* start PROVIDED DATA *
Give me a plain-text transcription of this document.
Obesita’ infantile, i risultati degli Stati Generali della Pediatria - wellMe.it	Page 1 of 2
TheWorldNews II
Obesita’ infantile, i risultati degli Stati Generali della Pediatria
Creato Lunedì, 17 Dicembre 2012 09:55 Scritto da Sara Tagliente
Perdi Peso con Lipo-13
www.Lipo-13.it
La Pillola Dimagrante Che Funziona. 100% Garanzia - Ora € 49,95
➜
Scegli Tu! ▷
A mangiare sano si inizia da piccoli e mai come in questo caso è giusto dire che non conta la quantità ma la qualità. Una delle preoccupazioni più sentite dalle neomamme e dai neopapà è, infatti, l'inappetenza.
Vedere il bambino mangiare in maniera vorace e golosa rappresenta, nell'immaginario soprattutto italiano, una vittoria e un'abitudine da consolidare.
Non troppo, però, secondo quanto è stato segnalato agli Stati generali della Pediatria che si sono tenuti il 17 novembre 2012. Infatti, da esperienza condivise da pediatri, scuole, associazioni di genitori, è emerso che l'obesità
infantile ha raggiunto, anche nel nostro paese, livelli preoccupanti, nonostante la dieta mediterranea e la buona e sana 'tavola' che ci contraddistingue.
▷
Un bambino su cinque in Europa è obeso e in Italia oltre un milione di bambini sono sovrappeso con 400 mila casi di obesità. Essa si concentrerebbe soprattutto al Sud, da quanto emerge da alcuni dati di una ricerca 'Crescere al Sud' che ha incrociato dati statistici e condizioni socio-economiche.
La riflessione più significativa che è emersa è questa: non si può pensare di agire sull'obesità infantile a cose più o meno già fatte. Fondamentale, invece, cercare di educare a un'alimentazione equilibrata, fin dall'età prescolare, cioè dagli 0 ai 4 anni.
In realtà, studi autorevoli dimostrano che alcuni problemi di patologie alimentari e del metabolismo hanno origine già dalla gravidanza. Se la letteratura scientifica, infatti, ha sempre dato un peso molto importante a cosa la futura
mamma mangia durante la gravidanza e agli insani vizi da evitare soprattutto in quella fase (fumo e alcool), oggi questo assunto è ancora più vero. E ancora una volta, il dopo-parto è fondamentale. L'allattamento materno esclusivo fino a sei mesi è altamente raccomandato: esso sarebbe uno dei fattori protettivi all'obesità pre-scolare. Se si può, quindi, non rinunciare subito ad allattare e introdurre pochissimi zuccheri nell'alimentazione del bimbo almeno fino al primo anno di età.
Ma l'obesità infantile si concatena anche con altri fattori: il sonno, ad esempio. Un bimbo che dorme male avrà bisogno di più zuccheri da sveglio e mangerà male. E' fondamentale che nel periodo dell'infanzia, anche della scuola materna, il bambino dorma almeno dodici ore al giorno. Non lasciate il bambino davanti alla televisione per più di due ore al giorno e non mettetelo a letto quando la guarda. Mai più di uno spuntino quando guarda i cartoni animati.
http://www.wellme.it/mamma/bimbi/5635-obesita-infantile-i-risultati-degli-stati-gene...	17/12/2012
* end PROVIDED DATA *
* start PROVIDED DATA *
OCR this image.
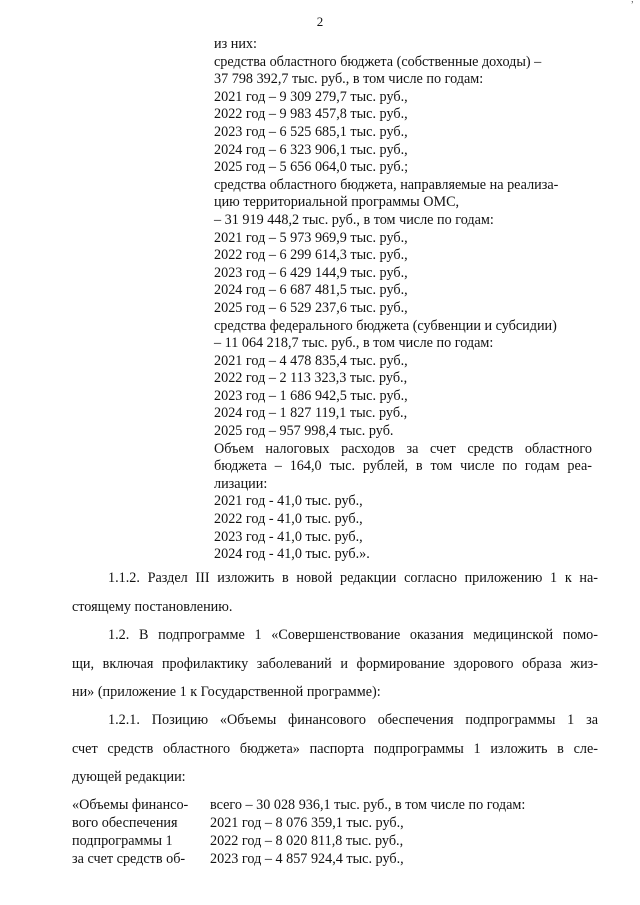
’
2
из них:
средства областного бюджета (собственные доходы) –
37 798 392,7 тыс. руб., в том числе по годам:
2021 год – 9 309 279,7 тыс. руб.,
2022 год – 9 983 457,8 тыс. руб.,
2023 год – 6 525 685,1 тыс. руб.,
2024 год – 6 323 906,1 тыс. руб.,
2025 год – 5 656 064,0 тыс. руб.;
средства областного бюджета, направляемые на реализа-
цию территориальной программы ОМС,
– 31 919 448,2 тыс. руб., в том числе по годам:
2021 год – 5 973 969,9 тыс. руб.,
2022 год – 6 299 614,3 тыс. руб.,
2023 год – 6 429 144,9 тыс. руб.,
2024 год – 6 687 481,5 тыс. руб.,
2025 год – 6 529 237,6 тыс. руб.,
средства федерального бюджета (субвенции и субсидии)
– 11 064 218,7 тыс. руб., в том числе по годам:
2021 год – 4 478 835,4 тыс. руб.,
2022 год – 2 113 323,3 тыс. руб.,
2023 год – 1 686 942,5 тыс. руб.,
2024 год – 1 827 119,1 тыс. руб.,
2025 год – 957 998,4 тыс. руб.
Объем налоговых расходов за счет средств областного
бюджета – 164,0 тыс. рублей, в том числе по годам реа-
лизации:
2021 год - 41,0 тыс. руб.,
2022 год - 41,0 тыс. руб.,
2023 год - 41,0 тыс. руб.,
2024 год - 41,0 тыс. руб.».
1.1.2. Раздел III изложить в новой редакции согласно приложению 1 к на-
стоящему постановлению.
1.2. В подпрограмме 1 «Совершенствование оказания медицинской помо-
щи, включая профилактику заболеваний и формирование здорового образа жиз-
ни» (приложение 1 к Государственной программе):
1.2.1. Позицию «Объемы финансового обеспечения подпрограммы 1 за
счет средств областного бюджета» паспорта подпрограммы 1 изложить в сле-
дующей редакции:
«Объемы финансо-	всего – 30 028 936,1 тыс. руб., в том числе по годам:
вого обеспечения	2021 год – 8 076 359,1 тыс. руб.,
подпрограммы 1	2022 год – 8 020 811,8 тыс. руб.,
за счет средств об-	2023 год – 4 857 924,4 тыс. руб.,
* end PROVIDED DATA *
*WHAT YOU ARE ASKED TO DO*
Every line above that contains the word "областного" should be reported.

*COMPLETED TASK*
средства областного бюджета (собственные доходы) –
средства областного бюджета, направляемые на реализа-
Объем налоговых расходов за счет средств областного
счет средств областного бюджета» паспорта подпрограммы 1 изложить в сле-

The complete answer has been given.